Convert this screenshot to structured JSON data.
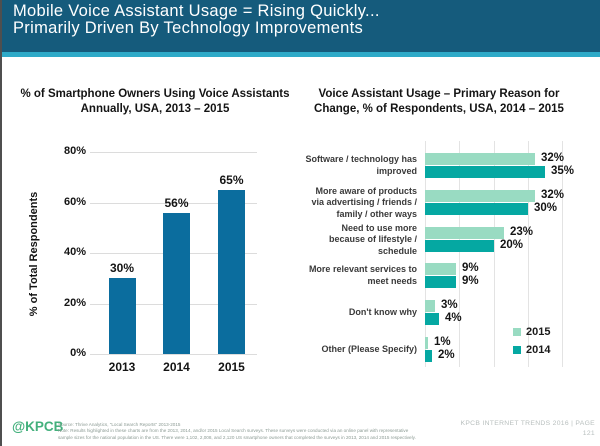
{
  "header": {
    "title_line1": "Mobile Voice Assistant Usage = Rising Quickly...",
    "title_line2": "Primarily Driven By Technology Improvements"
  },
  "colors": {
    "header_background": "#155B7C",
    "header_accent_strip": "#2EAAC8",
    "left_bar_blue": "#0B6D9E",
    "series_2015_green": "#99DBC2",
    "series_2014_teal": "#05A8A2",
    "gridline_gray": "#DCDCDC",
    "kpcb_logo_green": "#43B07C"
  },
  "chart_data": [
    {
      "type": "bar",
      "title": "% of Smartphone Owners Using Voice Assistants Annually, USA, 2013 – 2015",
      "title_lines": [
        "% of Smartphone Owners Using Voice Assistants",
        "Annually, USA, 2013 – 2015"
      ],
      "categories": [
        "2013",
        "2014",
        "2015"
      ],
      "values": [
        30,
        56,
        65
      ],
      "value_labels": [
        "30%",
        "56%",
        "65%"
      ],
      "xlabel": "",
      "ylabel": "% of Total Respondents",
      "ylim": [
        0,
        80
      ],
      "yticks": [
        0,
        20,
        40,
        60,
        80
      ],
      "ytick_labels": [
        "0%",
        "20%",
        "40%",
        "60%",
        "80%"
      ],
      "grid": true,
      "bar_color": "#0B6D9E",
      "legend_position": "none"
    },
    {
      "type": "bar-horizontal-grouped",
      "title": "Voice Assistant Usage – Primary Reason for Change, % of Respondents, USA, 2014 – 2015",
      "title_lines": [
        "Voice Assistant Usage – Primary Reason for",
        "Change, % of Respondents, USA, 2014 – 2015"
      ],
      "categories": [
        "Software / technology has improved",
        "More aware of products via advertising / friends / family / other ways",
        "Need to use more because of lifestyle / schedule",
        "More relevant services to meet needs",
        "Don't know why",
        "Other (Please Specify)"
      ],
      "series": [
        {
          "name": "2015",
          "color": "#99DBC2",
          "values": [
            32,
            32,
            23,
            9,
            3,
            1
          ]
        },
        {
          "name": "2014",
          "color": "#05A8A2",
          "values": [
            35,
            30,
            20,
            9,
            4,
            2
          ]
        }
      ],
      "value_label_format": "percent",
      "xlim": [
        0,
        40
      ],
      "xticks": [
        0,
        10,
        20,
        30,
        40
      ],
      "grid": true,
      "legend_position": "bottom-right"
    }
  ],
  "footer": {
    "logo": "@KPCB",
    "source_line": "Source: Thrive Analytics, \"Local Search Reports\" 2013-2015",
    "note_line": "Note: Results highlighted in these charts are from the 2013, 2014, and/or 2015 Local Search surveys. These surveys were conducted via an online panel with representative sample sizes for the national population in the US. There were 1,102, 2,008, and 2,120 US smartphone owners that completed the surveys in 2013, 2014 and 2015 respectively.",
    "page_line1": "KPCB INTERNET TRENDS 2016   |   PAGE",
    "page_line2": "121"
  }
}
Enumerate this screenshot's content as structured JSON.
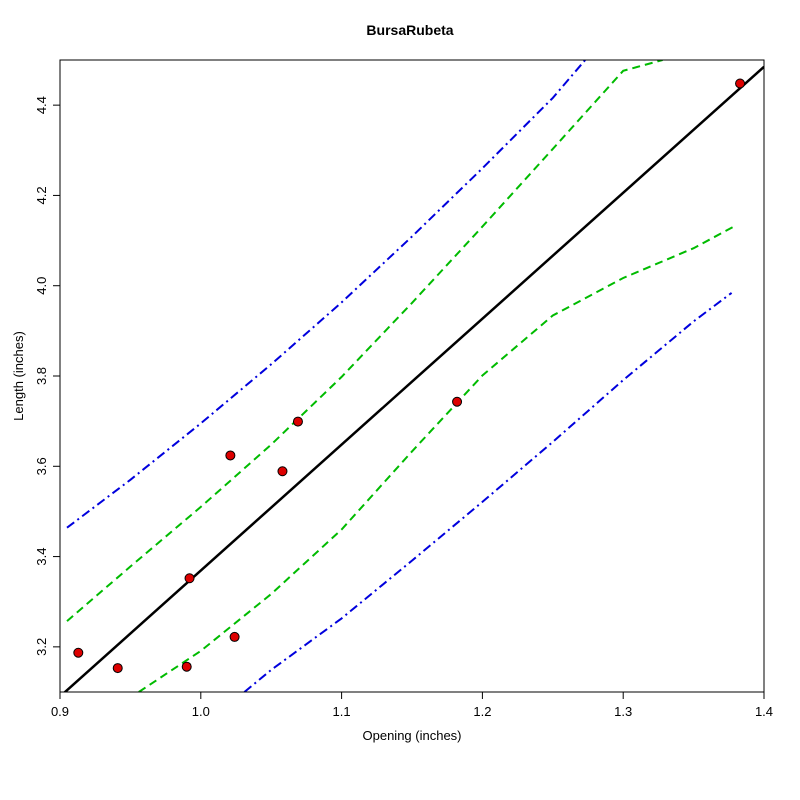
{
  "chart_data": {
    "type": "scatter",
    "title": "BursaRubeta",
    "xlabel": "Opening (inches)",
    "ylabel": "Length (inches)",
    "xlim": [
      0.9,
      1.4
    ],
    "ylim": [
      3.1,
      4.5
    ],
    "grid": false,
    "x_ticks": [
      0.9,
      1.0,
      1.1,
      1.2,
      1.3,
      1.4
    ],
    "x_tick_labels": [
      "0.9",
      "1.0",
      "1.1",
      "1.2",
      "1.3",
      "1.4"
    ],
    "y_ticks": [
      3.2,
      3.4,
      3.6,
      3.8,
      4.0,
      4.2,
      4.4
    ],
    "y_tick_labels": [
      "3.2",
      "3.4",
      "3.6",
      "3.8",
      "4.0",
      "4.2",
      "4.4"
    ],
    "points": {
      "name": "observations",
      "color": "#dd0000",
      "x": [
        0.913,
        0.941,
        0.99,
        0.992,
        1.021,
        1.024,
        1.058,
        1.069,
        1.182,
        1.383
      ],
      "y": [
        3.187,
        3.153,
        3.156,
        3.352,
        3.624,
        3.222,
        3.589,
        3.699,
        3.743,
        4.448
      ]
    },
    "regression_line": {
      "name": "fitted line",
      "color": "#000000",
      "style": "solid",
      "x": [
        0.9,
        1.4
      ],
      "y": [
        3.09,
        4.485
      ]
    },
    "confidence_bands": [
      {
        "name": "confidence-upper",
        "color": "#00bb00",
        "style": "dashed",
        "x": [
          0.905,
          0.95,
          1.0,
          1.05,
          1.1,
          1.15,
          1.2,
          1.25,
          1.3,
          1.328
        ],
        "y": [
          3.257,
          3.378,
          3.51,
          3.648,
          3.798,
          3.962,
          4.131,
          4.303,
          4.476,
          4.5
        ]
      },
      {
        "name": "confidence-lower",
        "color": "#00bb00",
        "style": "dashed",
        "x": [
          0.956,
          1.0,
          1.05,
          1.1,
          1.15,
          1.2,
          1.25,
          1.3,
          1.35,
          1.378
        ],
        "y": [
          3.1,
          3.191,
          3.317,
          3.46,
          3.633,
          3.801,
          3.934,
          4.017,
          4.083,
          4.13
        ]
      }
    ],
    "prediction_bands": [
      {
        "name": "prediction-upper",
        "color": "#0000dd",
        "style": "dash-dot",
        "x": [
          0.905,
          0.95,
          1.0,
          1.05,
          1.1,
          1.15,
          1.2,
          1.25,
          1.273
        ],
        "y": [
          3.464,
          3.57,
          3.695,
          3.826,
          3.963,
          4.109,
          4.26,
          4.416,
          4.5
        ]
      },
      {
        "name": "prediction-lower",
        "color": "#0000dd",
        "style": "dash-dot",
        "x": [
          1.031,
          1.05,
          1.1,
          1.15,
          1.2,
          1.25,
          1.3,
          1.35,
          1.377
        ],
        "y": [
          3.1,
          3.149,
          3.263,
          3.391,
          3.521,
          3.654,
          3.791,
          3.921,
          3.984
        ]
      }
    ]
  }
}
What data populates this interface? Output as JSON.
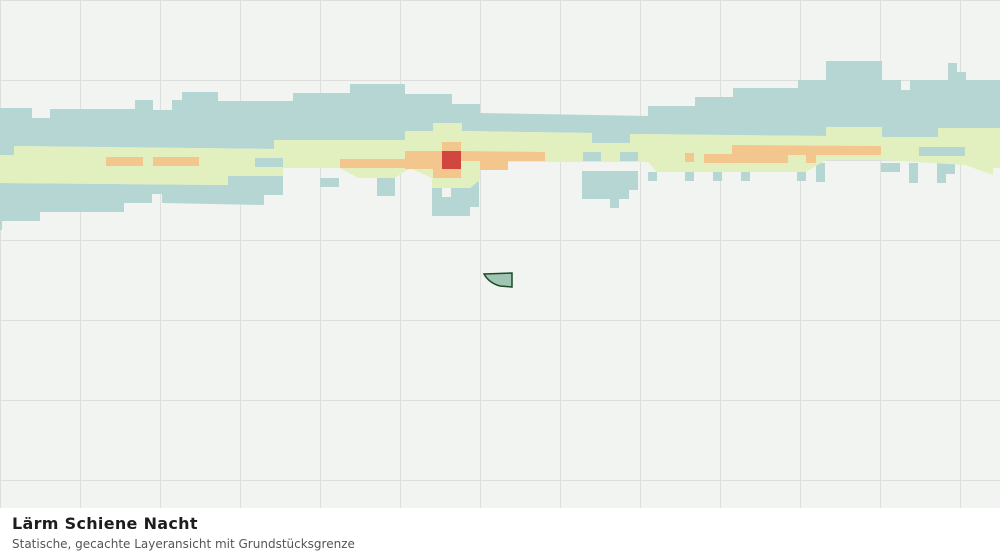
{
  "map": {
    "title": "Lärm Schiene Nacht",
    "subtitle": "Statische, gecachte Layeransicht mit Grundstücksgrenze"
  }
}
• • • • • • •
• _WRITTEN PROBLEM_
Everything from the line containing "What data populates" to the last line of the listing above must be reproduced exactly, with no pictures included.

• _THE SOLUTION_
What data populates this interface? Output as JSON.
{
  "map": {
    "title": "Lärm Schiene Nacht",
    "subtitle": "Statische, gecachte Layeransicht mit Grundstücksgrenze"
  }
}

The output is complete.